En qué trabajar
Convierte todas las líneas de los datos siguientes en una lista numerada y omite las líneas en blanco.

== Datos proporcionados ==

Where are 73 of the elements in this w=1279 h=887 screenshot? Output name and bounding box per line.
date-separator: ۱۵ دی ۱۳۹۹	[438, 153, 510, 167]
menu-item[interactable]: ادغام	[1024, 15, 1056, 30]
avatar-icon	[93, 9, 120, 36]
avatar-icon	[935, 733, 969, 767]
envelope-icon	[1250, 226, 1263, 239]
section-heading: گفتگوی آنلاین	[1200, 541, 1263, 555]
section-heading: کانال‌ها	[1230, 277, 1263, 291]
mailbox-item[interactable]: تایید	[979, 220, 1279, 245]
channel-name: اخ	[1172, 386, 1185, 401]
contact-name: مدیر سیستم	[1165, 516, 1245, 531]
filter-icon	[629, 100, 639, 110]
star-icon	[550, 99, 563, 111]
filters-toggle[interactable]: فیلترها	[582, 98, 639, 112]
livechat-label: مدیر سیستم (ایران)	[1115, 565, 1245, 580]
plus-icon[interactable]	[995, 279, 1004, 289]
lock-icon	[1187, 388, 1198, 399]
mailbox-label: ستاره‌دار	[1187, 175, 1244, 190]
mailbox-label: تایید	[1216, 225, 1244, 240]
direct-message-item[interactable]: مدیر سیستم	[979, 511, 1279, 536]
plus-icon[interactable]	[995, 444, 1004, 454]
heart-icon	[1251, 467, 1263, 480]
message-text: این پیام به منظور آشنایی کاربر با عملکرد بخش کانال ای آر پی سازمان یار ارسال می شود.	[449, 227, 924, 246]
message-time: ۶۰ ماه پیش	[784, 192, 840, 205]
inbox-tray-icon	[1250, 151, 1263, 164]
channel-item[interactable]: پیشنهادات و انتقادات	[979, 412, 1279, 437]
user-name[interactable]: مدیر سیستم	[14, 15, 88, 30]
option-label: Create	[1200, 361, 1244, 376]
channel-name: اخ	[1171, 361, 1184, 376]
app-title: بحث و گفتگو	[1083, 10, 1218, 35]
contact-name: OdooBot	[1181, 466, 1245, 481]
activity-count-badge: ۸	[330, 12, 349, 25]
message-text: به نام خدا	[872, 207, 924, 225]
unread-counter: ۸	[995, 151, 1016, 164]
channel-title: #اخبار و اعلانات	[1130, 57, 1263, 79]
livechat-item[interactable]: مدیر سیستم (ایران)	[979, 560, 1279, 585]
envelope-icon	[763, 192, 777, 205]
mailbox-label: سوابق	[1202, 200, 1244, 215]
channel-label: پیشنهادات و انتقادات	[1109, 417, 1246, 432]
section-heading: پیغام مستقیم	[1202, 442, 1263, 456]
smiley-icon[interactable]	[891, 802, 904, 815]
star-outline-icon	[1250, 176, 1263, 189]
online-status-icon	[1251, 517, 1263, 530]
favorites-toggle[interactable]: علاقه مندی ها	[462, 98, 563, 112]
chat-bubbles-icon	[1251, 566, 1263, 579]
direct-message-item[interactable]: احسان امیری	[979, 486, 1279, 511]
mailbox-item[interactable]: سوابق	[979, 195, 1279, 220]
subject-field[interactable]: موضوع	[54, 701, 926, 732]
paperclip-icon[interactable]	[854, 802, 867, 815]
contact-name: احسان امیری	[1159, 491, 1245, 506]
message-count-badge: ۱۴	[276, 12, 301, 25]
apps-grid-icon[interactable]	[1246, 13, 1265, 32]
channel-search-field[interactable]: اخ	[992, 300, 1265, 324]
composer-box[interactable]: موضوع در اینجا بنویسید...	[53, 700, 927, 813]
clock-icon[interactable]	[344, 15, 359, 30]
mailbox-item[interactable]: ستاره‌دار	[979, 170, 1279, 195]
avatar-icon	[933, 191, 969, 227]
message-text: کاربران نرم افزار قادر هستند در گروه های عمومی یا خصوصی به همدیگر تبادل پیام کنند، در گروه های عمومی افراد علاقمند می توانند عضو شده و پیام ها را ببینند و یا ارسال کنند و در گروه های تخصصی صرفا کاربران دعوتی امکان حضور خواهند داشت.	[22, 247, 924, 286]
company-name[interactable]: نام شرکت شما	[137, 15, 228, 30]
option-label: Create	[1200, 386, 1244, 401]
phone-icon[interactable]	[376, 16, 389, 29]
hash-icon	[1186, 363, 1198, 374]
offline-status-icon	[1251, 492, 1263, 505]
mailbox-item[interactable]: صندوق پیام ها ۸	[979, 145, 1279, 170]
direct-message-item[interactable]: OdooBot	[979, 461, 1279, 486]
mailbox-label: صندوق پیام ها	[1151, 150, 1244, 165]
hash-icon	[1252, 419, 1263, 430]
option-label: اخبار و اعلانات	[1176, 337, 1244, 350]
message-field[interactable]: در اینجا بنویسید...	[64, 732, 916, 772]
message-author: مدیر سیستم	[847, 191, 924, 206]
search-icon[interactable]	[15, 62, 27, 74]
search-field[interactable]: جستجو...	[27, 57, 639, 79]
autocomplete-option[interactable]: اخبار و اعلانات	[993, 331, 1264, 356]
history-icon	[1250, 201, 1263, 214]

===

Respuesta del ejercicio
1. Where are 73 of the elements in this w=1279 h=887 screenshot? Output name and bounding box per line.
2. date-separator: ۱۵ دی ۱۳۹۹	[438, 153, 510, 167]
3. menu-item[interactable]: ادغام	[1024, 15, 1056, 30]
4. avatar-icon	[93, 9, 120, 36]
5. avatar-icon	[935, 733, 969, 767]
6. envelope-icon	[1250, 226, 1263, 239]
7. section-heading: گفتگوی آنلاین	[1200, 541, 1263, 555]
8. section-heading: کانال‌ها	[1230, 277, 1263, 291]
9. mailbox-item[interactable]: تایید	[979, 220, 1279, 245]
10. channel-name: اخ	[1172, 386, 1185, 401]
11. contact-name: مدیر سیستم	[1165, 516, 1245, 531]
12. filter-icon	[629, 100, 639, 110]
13. star-icon	[550, 99, 563, 111]
14. filters-toggle[interactable]: فیلترها	[582, 98, 639, 112]
15. livechat-label: مدیر سیستم (ایران)	[1115, 565, 1245, 580]
16. plus-icon[interactable]	[995, 279, 1004, 289]
17. lock-icon	[1187, 388, 1198, 399]
18. mailbox-label: ستاره‌دار	[1187, 175, 1244, 190]
19. mailbox-label: تایید	[1216, 225, 1244, 240]
20. direct-message-item[interactable]: مدیر سیستم	[979, 511, 1279, 536]
21. plus-icon[interactable]	[995, 444, 1004, 454]
22. heart-icon	[1251, 467, 1263, 480]
23. message-text: این پیام به منظور آشنایی کاربر با عملکرد بخش کانال ای آر پی سازمان یار ارسال می شود.	[449, 227, 924, 246]
24. message-time: ۶۰ ماه پیش	[784, 192, 840, 205]
25. inbox-tray-icon	[1250, 151, 1263, 164]
26. channel-item[interactable]: پیشنهادات و انتقادات	[979, 412, 1279, 437]
27. user-name[interactable]: مدیر سیستم	[14, 15, 88, 30]
28. option-label: Create	[1200, 361, 1244, 376]
29. channel-name: اخ	[1171, 361, 1184, 376]
30. app-title: بحث و گفتگو	[1083, 10, 1218, 35]
31. contact-name: OdooBot	[1181, 466, 1245, 481]
32. activity-count-badge: ۸	[330, 12, 349, 25]
33. message-text: به نام خدا	[872, 207, 924, 225]
34. unread-counter: ۸	[995, 151, 1016, 164]
35. channel-title: #اخبار و اعلانات	[1130, 57, 1263, 79]
36. livechat-item[interactable]: مدیر سیستم (ایران)	[979, 560, 1279, 585]
37. envelope-icon	[763, 192, 777, 205]
38. mailbox-label: سوابق	[1202, 200, 1244, 215]
39. channel-label: پیشنهادات و انتقادات	[1109, 417, 1246, 432]
40. section-heading: پیغام مستقیم	[1202, 442, 1263, 456]
41. smiley-icon[interactable]	[891, 802, 904, 815]
42. star-outline-icon	[1250, 176, 1263, 189]
43. online-status-icon	[1251, 517, 1263, 530]
44. favorites-toggle[interactable]: علاقه مندی ها	[462, 98, 563, 112]
45. chat-bubbles-icon	[1251, 566, 1263, 579]
46. direct-message-item[interactable]: احسان امیری	[979, 486, 1279, 511]
47. mailbox-item[interactable]: سوابق	[979, 195, 1279, 220]
48. subject-field[interactable]: موضوع	[54, 701, 926, 732]
49. paperclip-icon[interactable]	[854, 802, 867, 815]
50. contact-name: احسان امیری	[1159, 491, 1245, 506]
51. message-count-badge: ۱۴	[276, 12, 301, 25]
52. apps-grid-icon[interactable]	[1246, 13, 1265, 32]
53. channel-search-field[interactable]: اخ	[992, 300, 1265, 324]
54. composer-box[interactable]: موضوع در اینجا بنویسید...	[53, 700, 927, 813]
55. clock-icon[interactable]	[344, 15, 359, 30]
56. mailbox-item[interactable]: ستاره‌دار	[979, 170, 1279, 195]
57. avatar-icon	[933, 191, 969, 227]
58. message-text: کاربران نرم افزار قادر هستند در گروه های عمومی یا خصوصی به همدیگر تبادل پیام کنند، در گروه های عمومی افراد علاقمند می توانند عضو شده و پیام ها را ببینند و یا ارسال کنند و در گروه های تخصصی صرفا کاربران دعوتی امکان حضور خواهند داشت.	[22, 247, 924, 286]
59. company-name[interactable]: نام شرکت شما	[137, 15, 228, 30]
60. option-label: Create	[1200, 386, 1244, 401]
61. phone-icon[interactable]	[376, 16, 389, 29]
62. hash-icon	[1186, 363, 1198, 374]
63. offline-status-icon	[1251, 492, 1263, 505]
64. mailbox-item[interactable]: صندوق پیام ها ۸	[979, 145, 1279, 170]
65. direct-message-item[interactable]: OdooBot	[979, 461, 1279, 486]
66. mailbox-label: صندوق پیام ها	[1151, 150, 1244, 165]
67. hash-icon	[1252, 419, 1263, 430]
68. option-label: اخبار و اعلانات	[1176, 337, 1244, 350]
69. message-field[interactable]: در اینجا بنویسید...	[64, 732, 916, 772]
70. message-author: مدیر سیستم	[847, 191, 924, 206]
71. search-icon[interactable]	[15, 62, 27, 74]
72. search-field[interactable]: جستجو...	[27, 57, 639, 79]
73. autocomplete-option[interactable]: اخبار و اعلانات	[993, 331, 1264, 356]
74. history-icon	[1250, 201, 1263, 214]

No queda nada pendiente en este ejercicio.